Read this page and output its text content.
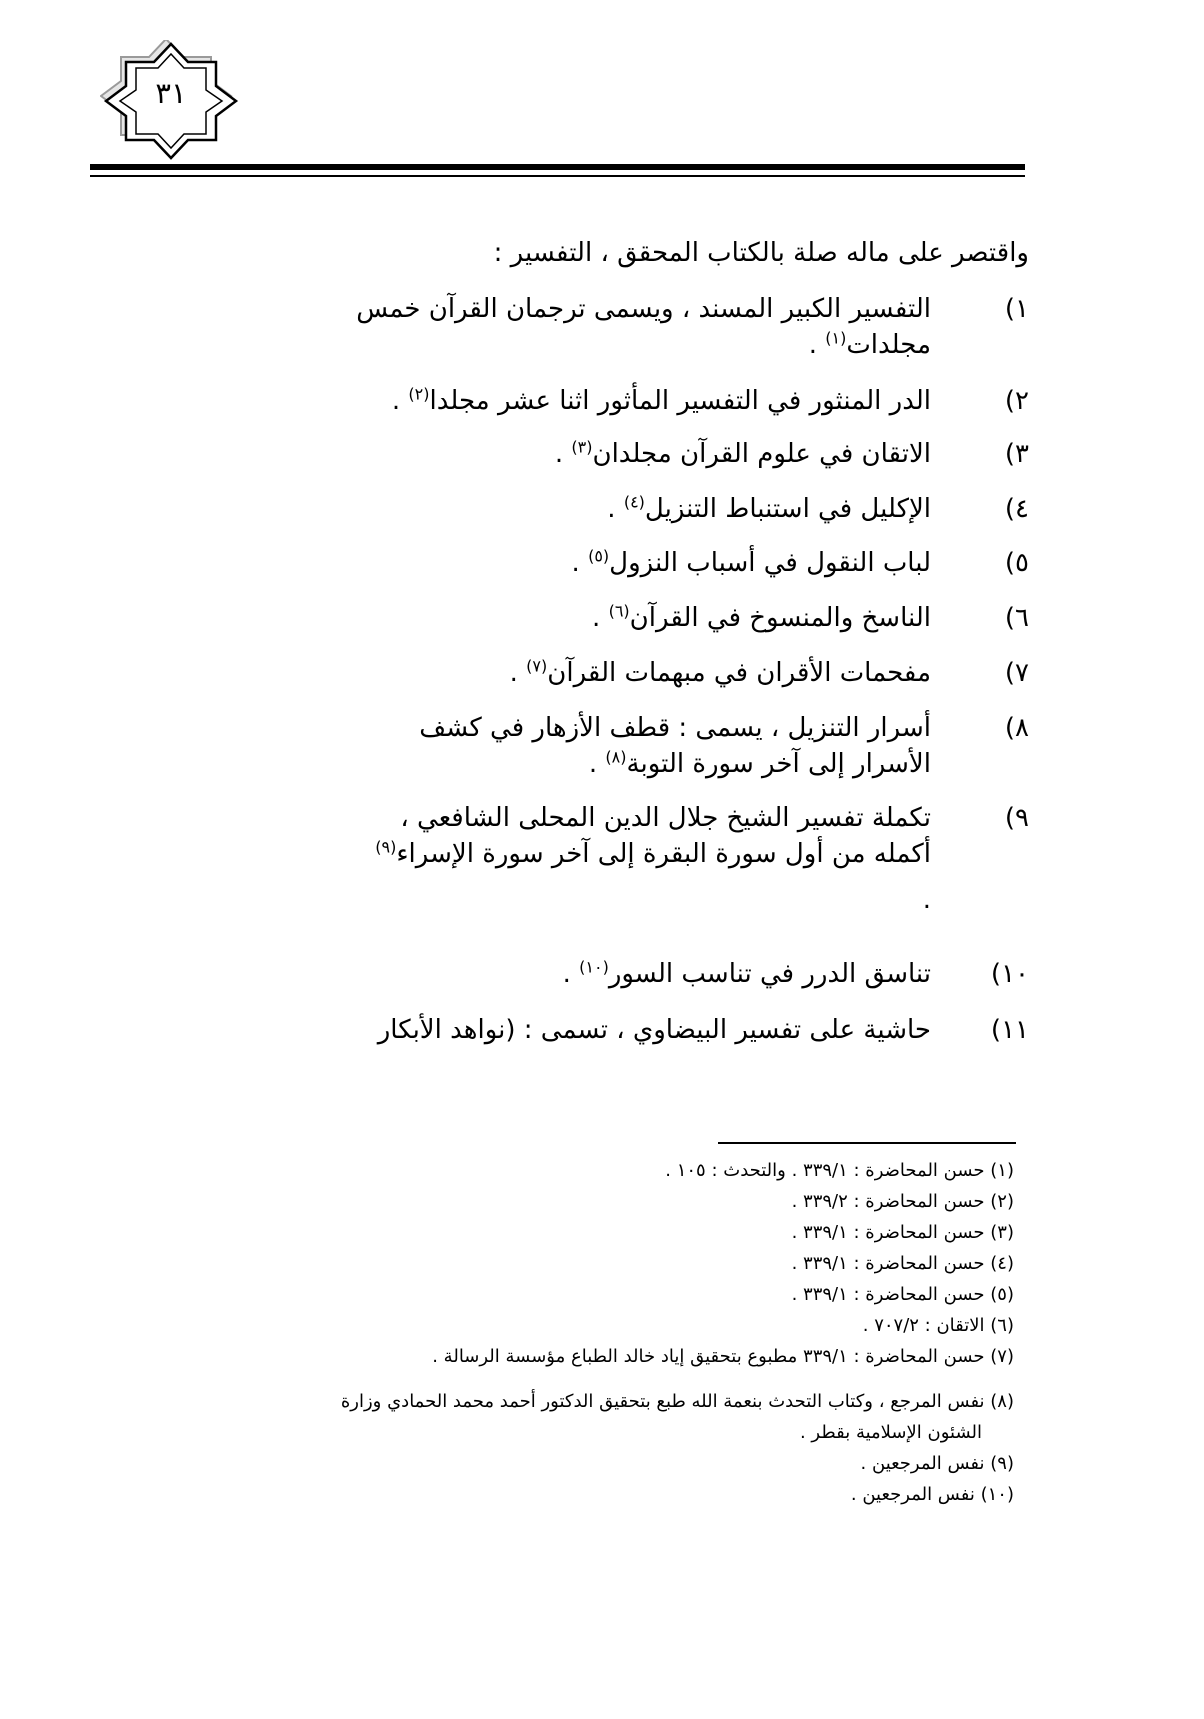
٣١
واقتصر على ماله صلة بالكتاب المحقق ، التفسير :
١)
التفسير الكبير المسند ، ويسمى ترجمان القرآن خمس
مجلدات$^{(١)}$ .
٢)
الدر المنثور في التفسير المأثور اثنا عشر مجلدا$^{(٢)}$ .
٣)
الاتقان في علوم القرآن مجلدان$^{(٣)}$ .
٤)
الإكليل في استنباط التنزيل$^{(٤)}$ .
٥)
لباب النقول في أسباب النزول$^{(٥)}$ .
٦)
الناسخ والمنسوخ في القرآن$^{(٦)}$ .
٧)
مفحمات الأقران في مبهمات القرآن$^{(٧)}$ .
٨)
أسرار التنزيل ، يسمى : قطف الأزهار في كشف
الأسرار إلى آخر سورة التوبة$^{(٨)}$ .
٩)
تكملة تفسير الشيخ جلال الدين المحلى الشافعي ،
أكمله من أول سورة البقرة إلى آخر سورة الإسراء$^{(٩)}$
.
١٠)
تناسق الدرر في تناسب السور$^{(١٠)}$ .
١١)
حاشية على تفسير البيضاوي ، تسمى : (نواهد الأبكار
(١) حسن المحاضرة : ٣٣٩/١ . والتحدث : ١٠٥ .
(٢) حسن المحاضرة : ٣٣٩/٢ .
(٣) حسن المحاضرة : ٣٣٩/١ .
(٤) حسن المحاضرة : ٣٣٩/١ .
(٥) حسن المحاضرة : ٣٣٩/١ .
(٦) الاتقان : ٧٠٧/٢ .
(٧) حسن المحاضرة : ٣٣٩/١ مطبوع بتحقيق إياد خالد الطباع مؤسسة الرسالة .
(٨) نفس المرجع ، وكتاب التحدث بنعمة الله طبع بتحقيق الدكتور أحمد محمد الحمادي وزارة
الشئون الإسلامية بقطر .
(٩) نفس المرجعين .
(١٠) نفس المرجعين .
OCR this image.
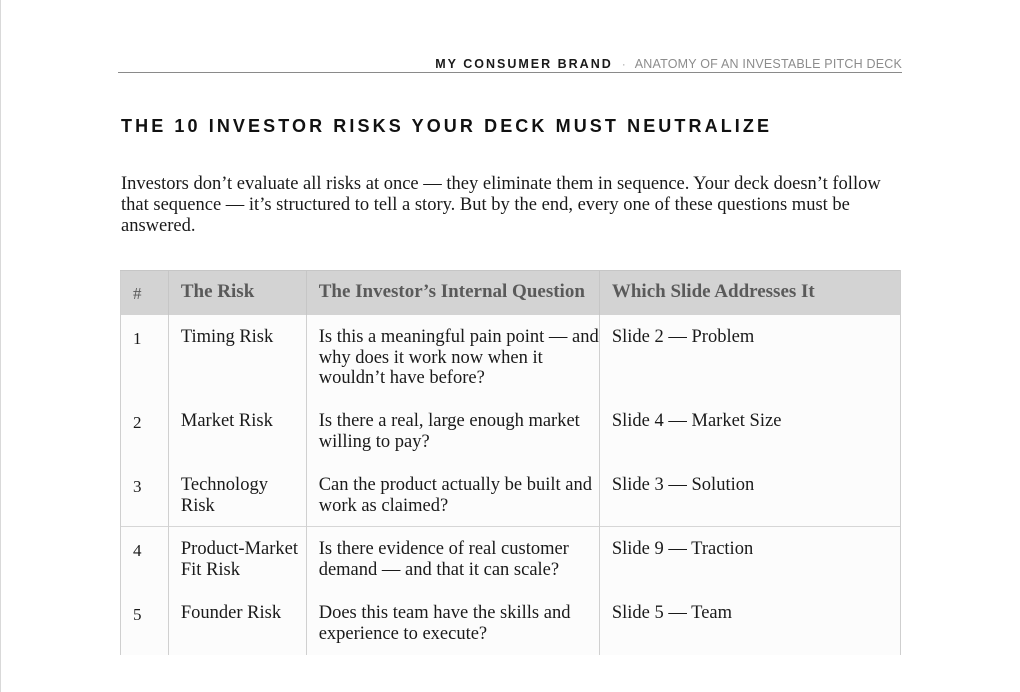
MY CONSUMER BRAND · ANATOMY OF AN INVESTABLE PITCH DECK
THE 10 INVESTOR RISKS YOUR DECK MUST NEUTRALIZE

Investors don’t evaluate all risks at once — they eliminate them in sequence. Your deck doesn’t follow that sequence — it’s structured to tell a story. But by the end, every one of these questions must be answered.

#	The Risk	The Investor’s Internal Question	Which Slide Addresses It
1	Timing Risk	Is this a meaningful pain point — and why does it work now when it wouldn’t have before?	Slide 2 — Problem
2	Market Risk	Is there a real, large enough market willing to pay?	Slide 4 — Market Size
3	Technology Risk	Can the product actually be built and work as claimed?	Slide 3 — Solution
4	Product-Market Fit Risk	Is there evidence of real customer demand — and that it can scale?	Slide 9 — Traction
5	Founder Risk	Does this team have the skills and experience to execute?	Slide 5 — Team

◇ ◇ ◇ ◇ ◇

**Directions**. Return all of the entries word for word, but omit the pictures.

**Correct result**.
Read this page and output its text content.
٣١
واقتصر على ماله صلة بالكتاب المحقق ، التفسير :
١)
التفسير الكبير المسند ، ويسمى ترجمان القرآن خمس
مجلدات$^{(١)}$ .
٢)
الدر المنثور في التفسير المأثور اثنا عشر مجلدا$^{(٢)}$ .
٣)
الاتقان في علوم القرآن مجلدان$^{(٣)}$ .
٤)
الإكليل في استنباط التنزيل$^{(٤)}$ .
٥)
لباب النقول في أسباب النزول$^{(٥)}$ .
٦)
الناسخ والمنسوخ في القرآن$^{(٦)}$ .
٧)
مفحمات الأقران في مبهمات القرآن$^{(٧)}$ .
٨)
أسرار التنزيل ، يسمى : قطف الأزهار في كشف
الأسرار إلى آخر سورة التوبة$^{(٨)}$ .
٩)
تكملة تفسير الشيخ جلال الدين المحلى الشافعي ،
أكمله من أول سورة البقرة إلى آخر سورة الإسراء$^{(٩)}$
.
١٠)
تناسق الدرر في تناسب السور$^{(١٠)}$ .
١١)
حاشية على تفسير البيضاوي ، تسمى : (نواهد الأبكار
(١) حسن المحاضرة : ٣٣٩/١ . والتحدث : ١٠٥ .
(٢) حسن المحاضرة : ٣٣٩/٢ .
(٣) حسن المحاضرة : ٣٣٩/١ .
(٤) حسن المحاضرة : ٣٣٩/١ .
(٥) حسن المحاضرة : ٣٣٩/١ .
(٦) الاتقان : ٧٠٧/٢ .
(٧) حسن المحاضرة : ٣٣٩/١ مطبوع بتحقيق إياد خالد الطباع مؤسسة الرسالة .
(٨) نفس المرجع ، وكتاب التحدث بنعمة الله طبع بتحقيق الدكتور أحمد محمد الحمادي وزارة
الشئون الإسلامية بقطر .
(٩) نفس المرجعين .
(١٠) نفس المرجعين .
OCR this image.
MY CONSUMER BRAND · ANATOMY OF AN INVESTABLE PITCH DECK
THE 10 INVESTOR RISKS YOUR DECK MUST NEUTRALIZE

Investors don’t evaluate all risks at once — they eliminate them in sequence. Your deck doesn’t follow that sequence — it’s structured to tell a story. But by the end, every one of these questions must be answered.

#	The Risk	The Investor’s Internal Question	Which Slide Addresses It
1	Timing Risk	Is this a meaningful pain point — and why does it work now when it wouldn’t have before?	Slide 2 — Problem
2	Market Risk	Is there a real, large enough market willing to pay?	Slide 4 — Market Size
3	Technology Risk	Can the product actually be built and work as claimed?	Slide 3 — Solution
4	Product-Market Fit Risk	Is there evidence of real customer demand — and that it can scale?	Slide 9 — Traction
5	Founder Risk	Does this team have the skills and experience to execute?	Slide 5 — Team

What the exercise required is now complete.